Chart and figure data:

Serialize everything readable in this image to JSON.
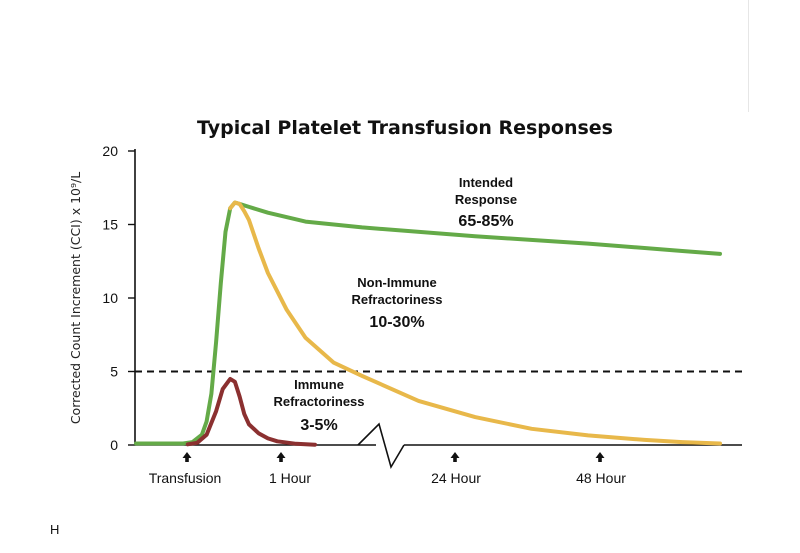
{
  "chart_data": {
    "type": "line",
    "title": "Typical Platelet Transfusion Responses",
    "ylabel": "Corrected Count Increment (CCI) x 10⁹/L",
    "xlabel": "",
    "ylim": [
      0,
      20
    ],
    "yticks": [
      "20",
      "15",
      "10",
      "5",
      "0"
    ],
    "x_markers": [
      "Transfusion",
      "1 Hour",
      "24 Hour",
      "48 Hour"
    ],
    "threshold": {
      "y": 5,
      "style": "dashed"
    },
    "axis_break": true,
    "series": [
      {
        "color": "#64aa48",
        "values": [
          [
            0,
            0.1
          ],
          [
            5,
            0.1
          ],
          [
            6,
            0.2
          ],
          [
            7,
            0.7
          ],
          [
            7.5,
            1.6
          ],
          [
            8,
            3.5
          ],
          [
            8.5,
            7
          ],
          [
            9,
            11
          ],
          [
            9.5,
            14.5
          ],
          [
            10,
            16.1
          ],
          [
            10.5,
            16.5
          ],
          [
            11,
            16.4
          ],
          [
            12,
            16.2
          ],
          [
            14,
            15.8
          ],
          [
            18,
            15.2
          ],
          [
            24,
            14.8
          ],
          [
            36,
            14.2
          ],
          [
            48,
            13.7
          ],
          [
            58,
            13.2
          ],
          [
            62,
            13
          ]
        ]
      },
      {
        "color": "#e8b84a",
        "values": [
          [
            10,
            16.1
          ],
          [
            10.5,
            16.5
          ],
          [
            11,
            16.4
          ],
          [
            11.5,
            15.9
          ],
          [
            12,
            15.3
          ],
          [
            13,
            13.4
          ],
          [
            14,
            11.7
          ],
          [
            16,
            9.2
          ],
          [
            18,
            7.3
          ],
          [
            21,
            5.6
          ],
          [
            24,
            4.7
          ],
          [
            30,
            3.0
          ],
          [
            36,
            1.9
          ],
          [
            42,
            1.1
          ],
          [
            48,
            0.65
          ],
          [
            54,
            0.35
          ],
          [
            58,
            0.2
          ],
          [
            62,
            0.1
          ]
        ]
      },
      {
        "color": "#8b3030",
        "values": [
          [
            5.5,
            0.05
          ],
          [
            6.5,
            0.15
          ],
          [
            7.5,
            0.7
          ],
          [
            8.5,
            2.3
          ],
          [
            9.2,
            3.8
          ],
          [
            10,
            4.5
          ],
          [
            10.5,
            4.3
          ],
          [
            11,
            3.3
          ],
          [
            11.5,
            2.1
          ],
          [
            12,
            1.4
          ],
          [
            13,
            0.8
          ],
          [
            14,
            0.45
          ],
          [
            15,
            0.25
          ],
          [
            17,
            0.08
          ],
          [
            19,
            0.02
          ]
        ]
      }
    ],
    "annotations": [
      {
        "lines": [
          "Intended",
          "Response"
        ],
        "value": "65-85%"
      },
      {
        "lines": [
          "Non-Immune",
          "Refractoriness"
        ],
        "value": "10-30%"
      },
      {
        "lines": [
          "Immune",
          "Refractoriness"
        ],
        "value": "3-5%"
      }
    ]
  },
  "footer_letter": "H"
}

— Exercise description —
Determine the number of lines in the data that contain "Transfusion" as a word or string, and state only that number.

— Response —
2